▶ RECORDS TO PROCESS:
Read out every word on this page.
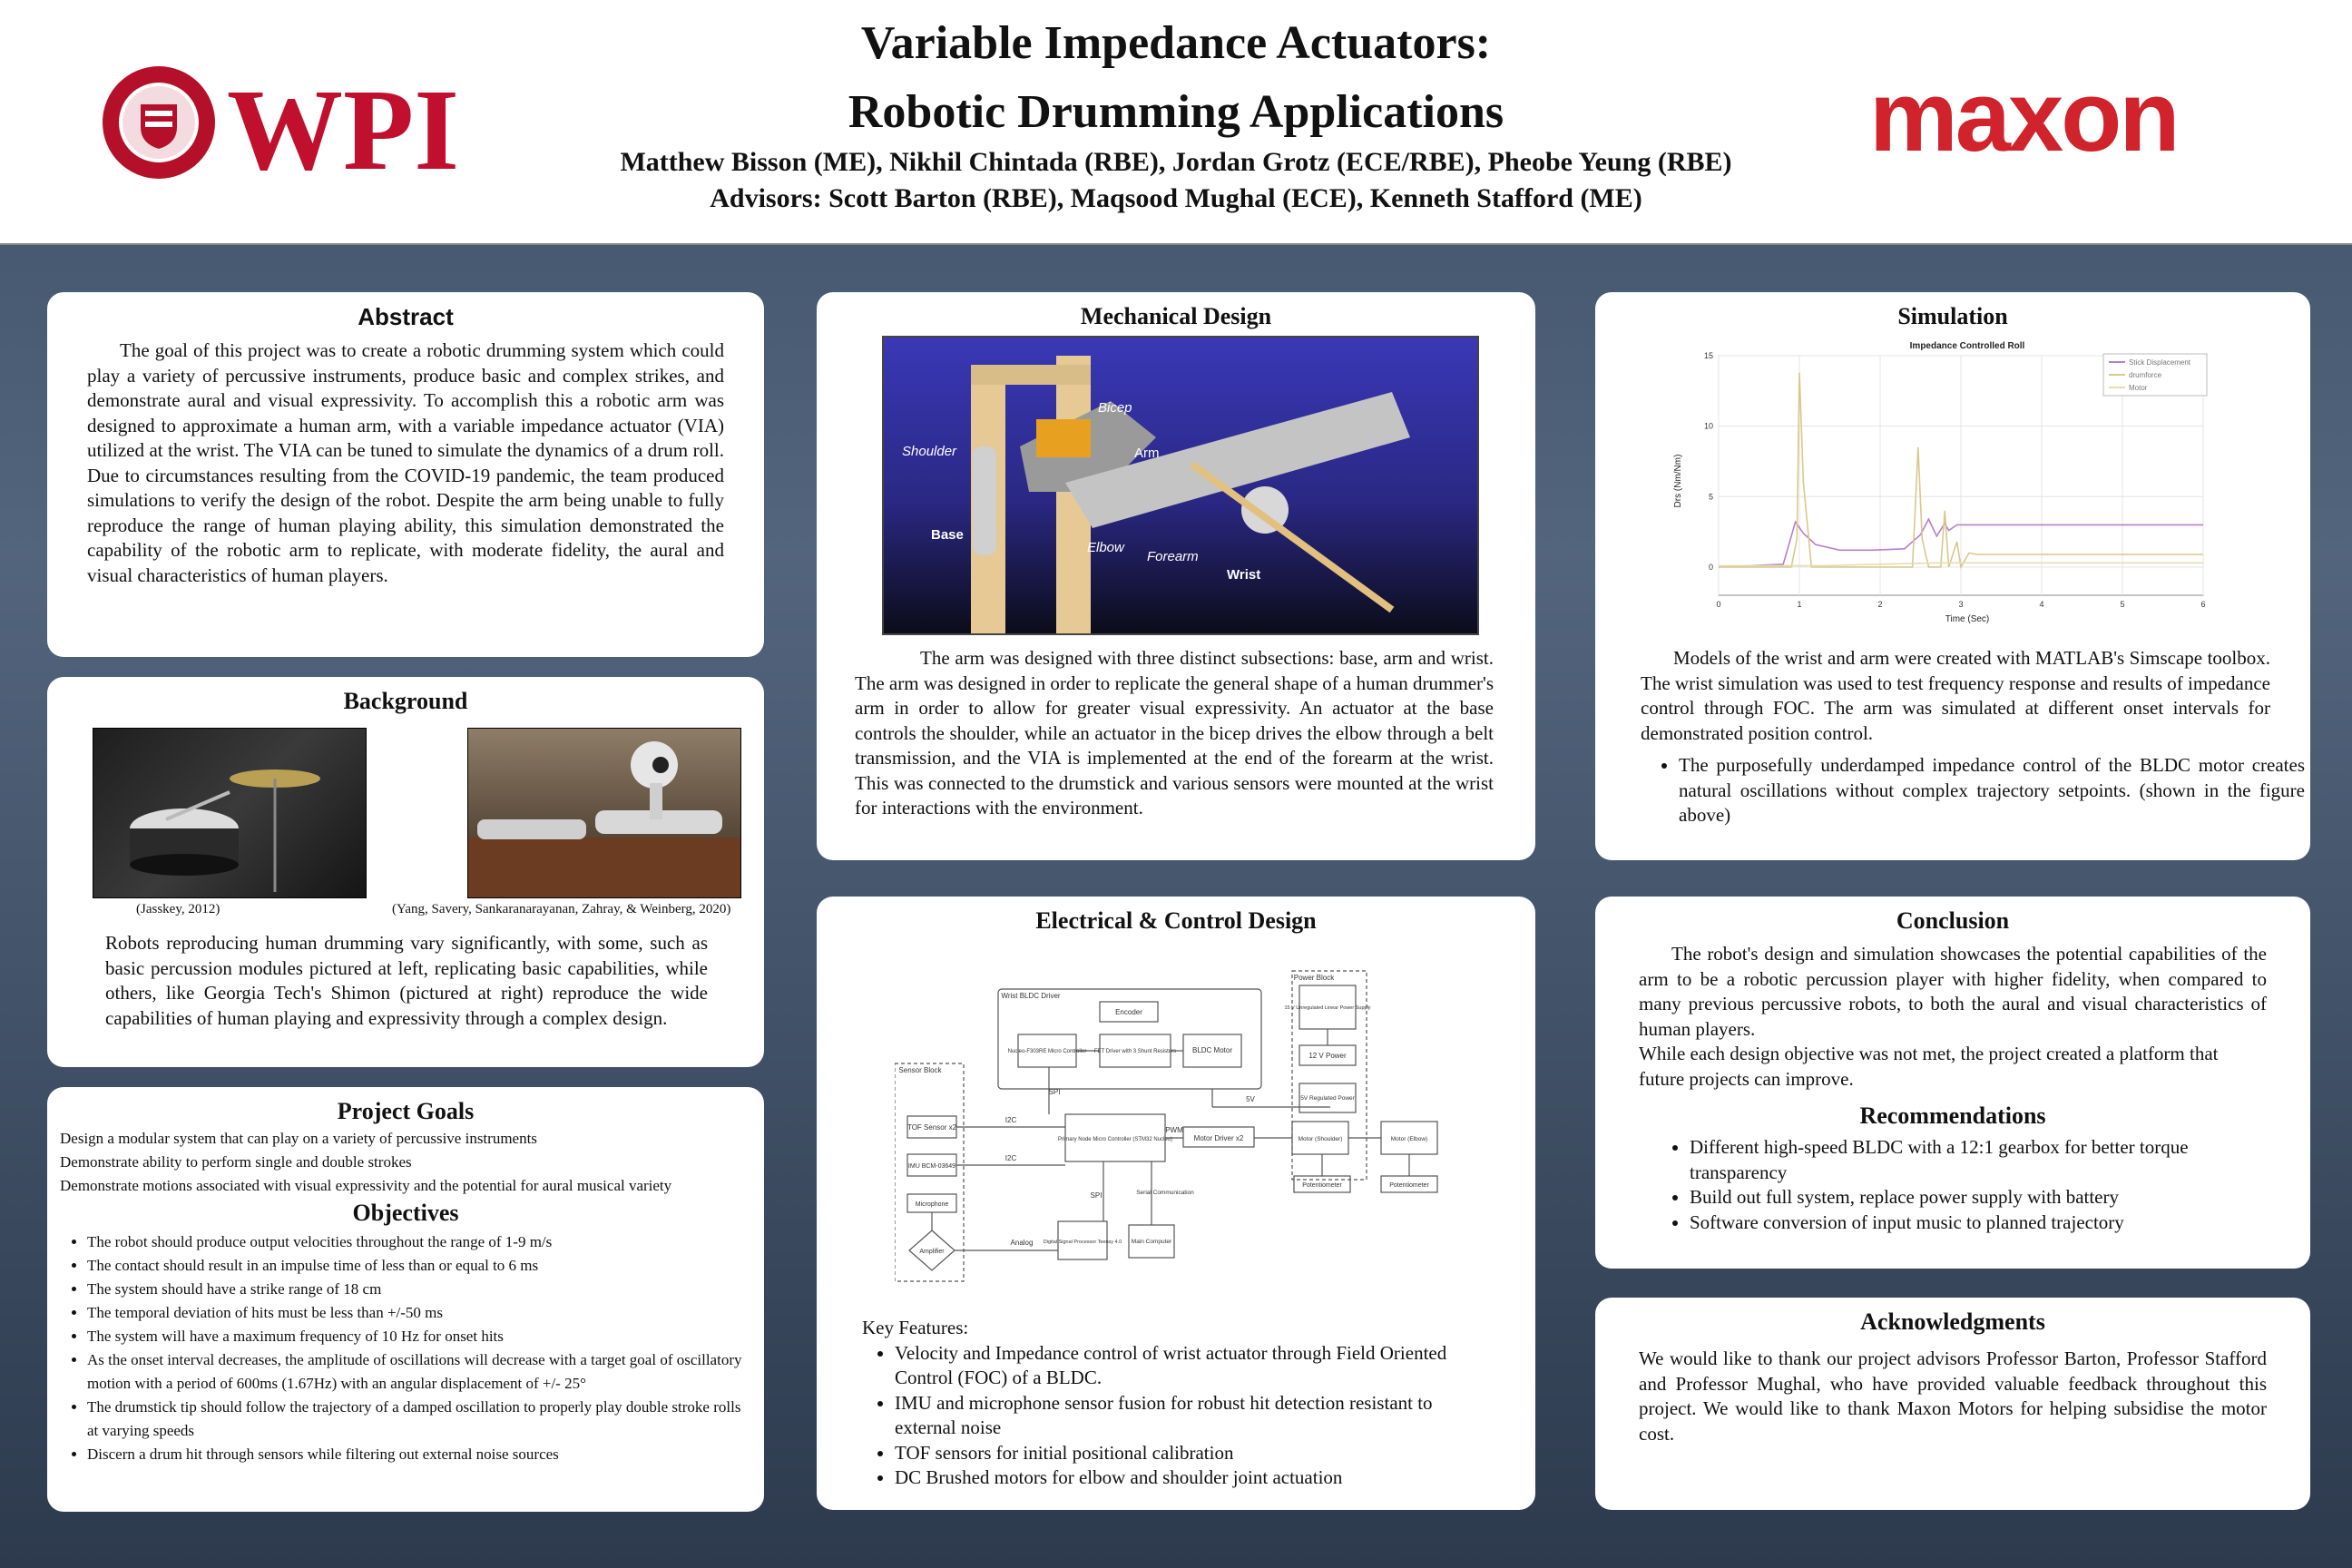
WPI
Variable Impedance Actuators:
Robotic Drumming Applications
Matthew Bisson (ME), Nikhil Chintada (RBE), Jordan Grotz (ECE/RBE), Pheobe Yeung (RBE)
Advisors: Scott Barton (RBE), Maqsood Mughal (ECE), Kenneth Stafford (ME)
maxon
Abstract
The goal of this project was to create a robotic drumming system which could play a variety of percussive instruments, produce basic and complex strikes, and demonstrate aural and visual expressivity. To accomplish this a robotic arm was designed to approximate a human arm, with a variable impedance actuator (VIA) utilized at the wrist. The VIA can be tuned to simulate the dynamics of a drum roll. Due to circumstances resulting from the COVID-19 pandemic, the team produced simulations to verify the design of the robot. Despite the arm being unable to fully reproduce the range of human playing ability, this simulation demonstrated the capability of the robotic arm to replicate, with moderate fidelity, the aural and visual characteristics of human players.
Background
(Jasskey, 2012)	(Yang, Savery, Sankaranarayanan, Zahray, & Weinberg, 2020)
Robots reproducing human drumming vary significantly, with some, such as basic percussion modules pictured at left, replicating basic capabilities, while others, like Georgia Tech's Shimon (pictured at right) reproduce the wide capabilities of human playing and expressivity through a complex design.
Project Goals
Design a modular system that can play on a variety of percussive instruments
Demonstrate ability to perform single and double strokes
Demonstrate motions associated with visual expressivity and the potential for aural musical variety
Objectives
• The robot should produce output velocities throughout the range of 1-9 m/s
• The contact should result in an impulse time of less than or equal to 6 ms
• The system should have a strike range of 18 cm
• The temporal deviation of hits must be less than +/-50 ms
• The system will have a maximum frequency of 10 Hz for onset hits
• As the onset interval decreases, the amplitude of oscillations will decrease with a target goal of oscillatory motion with a period of 600ms (1.67Hz) with an angular displacement of +/- 25°
• The drumstick tip should follow the trajectory of a damped oscillation to properly play double stroke rolls at varying speeds
• Discern a drum hit through sensors while filtering out external noise sources
Mechanical Design
Shoulder
Bicep
Arm
Base
Elbow
Forearm
Wrist
The arm was designed with three distinct subsections: base, arm and wrist. The arm was designed in order to replicate the general shape of a human drummer's arm in order to allow for greater visual expressivity. An actuator at the base controls the shoulder, while an actuator in the bicep drives the elbow through a belt transmission, and the VIA is implemented at the end of the forearm at the wrist. This was connected to the drumstick and various sensors were mounted at the wrist for interactions with the environment.
Electrical & Control Design
Wrist BLDC Driver
Power Block
Sensor Block
Encoder
Nucleo-F303RE Micro Controller FET Driver with 3 Shunt Resistors BLDC Motor
15 V Unregulated Linear Power Supply
12 V Power
5V Regulated Power
Primary Node Micro Controller (STM32 Nucleo)	Motor Driver x2	Motor (Shoulder)	Motor (Elbow)
Potentiometer	Potentiometer
TOF Sensor x2
IMU BCM-03649
Microphone
Amplifier
Digital Signal Processor Teensy 4.0 Main Computer
SPI
SPI
I2C
I2C
PWM
5V
Analog
Serial Communication
Key Features:
• Velocity and Impedance control of wrist actuator through Field Oriented Control (FOC) of a BLDC.
• IMU and microphone sensor fusion for robust hit detection resistant to external noise
• TOF sensors for initial positional calibration
• DC Brushed motors for elbow and shoulder joint actuation
Simulation
Impedance Controlled Roll
Time (Sec)
Drs (Nm/Nm)
0	1	2	3	4	5	6
0
5
10
15
Stick Displacement
drumforce
Motor
Models of the wrist and arm were created with MATLAB's Simscape toolbox. The wrist simulation was used to test frequency response and results of impedance control through FOC. The arm was simulated at different onset intervals for demonstrated position control.
• The purposefully underdamped impedance control of the BLDC motor creates natural oscillations without complex trajectory setpoints. (shown in the figure above)
Conclusion
The robot's design and simulation showcases the potential capabilities of the arm to be a robotic percussion player with higher fidelity, when compared to many previous percussive robots, to both the aural and visual characteristics of human players.
While each design objective was not met, the project created a platform that future projects can improve.
Recommendations
• Different high-speed BLDC with a 12:1 gearbox for better torque transparency
• Build out full system, replace power supply with battery
• Software conversion of input music to planned trajectory
Acknowledgments
We would like to thank our project advisors Professor Barton, Professor Stafford and Professor Mughal, who have provided valuable feedback throughout this project. We would like to thank Maxon Motors for helping subsidise the motor cost.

▶ PROBLEM TO WORK ON: Collect the lines of the data that carry the word "potential".

▶ FINAL RESULT:
Demonstrate motions associated with visual expressivity and the potential for aural musical variety
The robot's design and simulation showcases the potential capabilities of the arm to be a robotic percussion player with higher fidelity, when compared to many previous percussive robots, to both the aural and visual characteristics of human players.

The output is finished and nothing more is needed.